Set exercise
Each entry must be given again exactly; images do not belong in the copy.
+++++
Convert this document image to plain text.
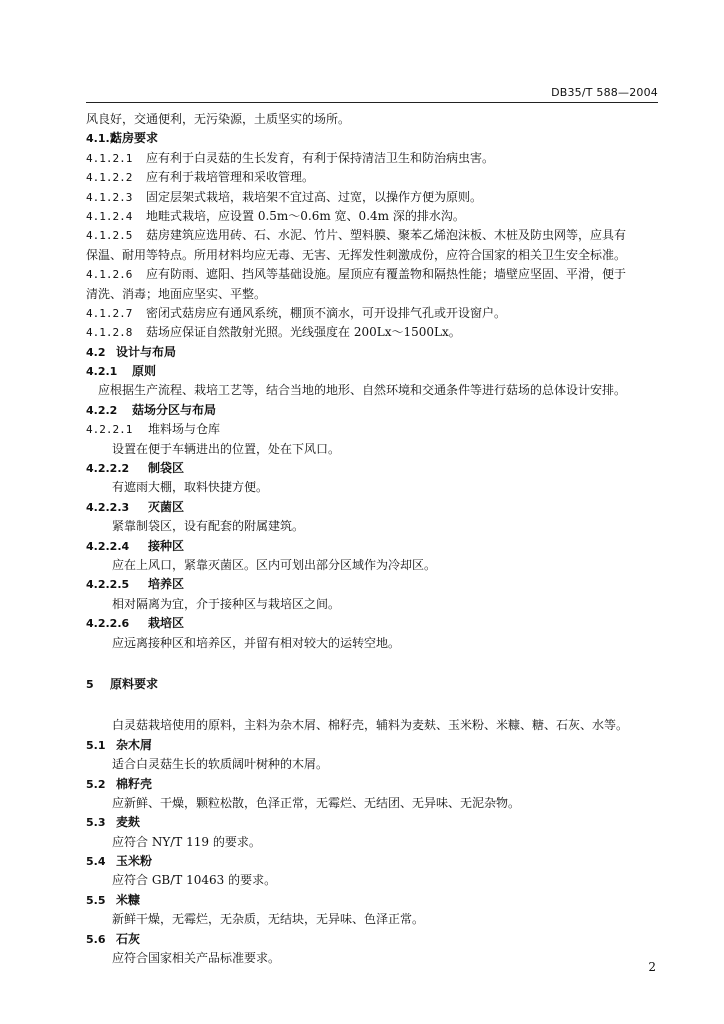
DB35/T 588—2004
风良好，交通便利，无污染源，土质坚实的场所。
4.1.2菇房要求
4.1.2.1 应有利于白灵菇的生长发育，有利于保持清洁卫生和防治病虫害。
4.1.2.2 应有利于栽培管理和采收管理。
4.1.2.3 固定层架式栽培，栽培架不宜过高、过宽，以操作方便为原则。
4.1.2.4 地畦式栽培，应设置 0.5m～0.6m 宽、0.4m 深的排水沟。
4.1.2.5 菇房建筑应选用砖、石、水泥、竹片、塑料膜、聚苯乙烯泡沫板、木桩及防虫网等，应具有
保温、耐用等特点。所用材料均应无毒、无害、无挥发性刺激成份，应符合国家的相关卫生安全标准。
4.1.2.6 应有防雨、遮阳、挡风等基础设施。屋顶应有覆盖物和隔热性能；墙壁应坚固、平滑，便于
清洗、消毒；地面应坚实、平整。
4.1.2.7 密闭式菇房应有通风系统，棚顶不滴水，可开设排气孔或开设窗户。
4.1.2.8 菇场应保证自然散射光照。光线强度在 200Lx～1500Lx。
4.2 设计与布局
4.2.1 原则
应根据生产流程、栽培工艺等，结合当地的地形、自然环境和交通条件等进行菇场的总体设计安排。
4.2.2 菇场分区与布局
4.2.2.1 堆料场与仓库
设置在便于车辆进出的位置，处在下风口。
4.2.2.2 制袋区
有遮雨大棚，取料快捷方便。
4.2.2.3 灭菌区
紧靠制袋区，设有配套的附属建筑。
4.2.2.4 接种区
应在上风口，紧靠灭菌区。区内可划出部分区域作为冷却区。
4.2.2.5 培养区
相对隔离为宜，介于接种区与栽培区之间。
4.2.2.6 栽培区
应远离接种区和培养区，并留有相对较大的运转空地。
5 原料要求
白灵菇栽培使用的原料，主料为杂木屑、棉籽壳，辅料为麦麸、玉米粉、米糠、糖、石灰、水等。
5.1 杂木屑
适合白灵菇生长的软质阔叶树种的木屑。
5.2 棉籽壳
应新鲜、干燥，颗粒松散，色泽正常，无霉烂、无结团、无异味、无泥杂物。
5.3 麦麸
应符合 NY/T 119 的要求。
5.4 玉米粉
应符合 GB/T 10463 的要求。
5.5 米糠
新鲜干燥，无霉烂，无杂质，无结块，无异味、色泽正常。
5.6 石灰
应符合国家相关产品标准要求。
2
+++++
Solved problem
Convert this document image to plain text.
DB35/T 588—2004
风良好，交通便利，无污染源，土质坚实的场所。
4.1.2菇房要求
4.1.2.1 应有利于白灵菇的生长发育，有利于保持清洁卫生和防治病虫害。
4.1.2.2 应有利于栽培管理和采收管理。
4.1.2.3 固定层架式栽培，栽培架不宜过高、过宽，以操作方便为原则。
4.1.2.4 地畦式栽培，应设置 0.5m～0.6m 宽、0.4m 深的排水沟。
4.1.2.5 菇房建筑应选用砖、石、水泥、竹片、塑料膜、聚苯乙烯泡沫板、木桩及防虫网等，应具有
保温、耐用等特点。所用材料均应无毒、无害、无挥发性刺激成份，应符合国家的相关卫生安全标准。
4.1.2.6 应有防雨、遮阳、挡风等基础设施。屋顶应有覆盖物和隔热性能；墙壁应坚固、平滑，便于
清洗、消毒；地面应坚实、平整。
4.1.2.7 密闭式菇房应有通风系统，棚顶不滴水，可开设排气孔或开设窗户。
4.1.2.8 菇场应保证自然散射光照。光线强度在 200Lx～1500Lx。
4.2 设计与布局
4.2.1 原则
应根据生产流程、栽培工艺等，结合当地的地形、自然环境和交通条件等进行菇场的总体设计安排。
4.2.2 菇场分区与布局
4.2.2.1 堆料场与仓库
设置在便于车辆进出的位置，处在下风口。
4.2.2.2 制袋区
有遮雨大棚，取料快捷方便。
4.2.2.3 灭菌区
紧靠制袋区，设有配套的附属建筑。
4.2.2.4 接种区
应在上风口，紧靠灭菌区。区内可划出部分区域作为冷却区。
4.2.2.5 培养区
相对隔离为宜，介于接种区与栽培区之间。
4.2.2.6 栽培区
应远离接种区和培养区，并留有相对较大的运转空地。
5 原料要求
白灵菇栽培使用的原料，主料为杂木屑、棉籽壳，辅料为麦麸、玉米粉、米糠、糖、石灰、水等。
5.1 杂木屑
适合白灵菇生长的软质阔叶树种的木屑。
5.2 棉籽壳
应新鲜、干燥，颗粒松散，色泽正常，无霉烂、无结团、无异味、无泥杂物。
5.3 麦麸
应符合 NY/T 119 的要求。
5.4 玉米粉
应符合 GB/T 10463 的要求。
5.5 米糠
新鲜干燥，无霉烂，无杂质，无结块，无异味、色泽正常。
5.6 石灰
应符合国家相关产品标准要求。
2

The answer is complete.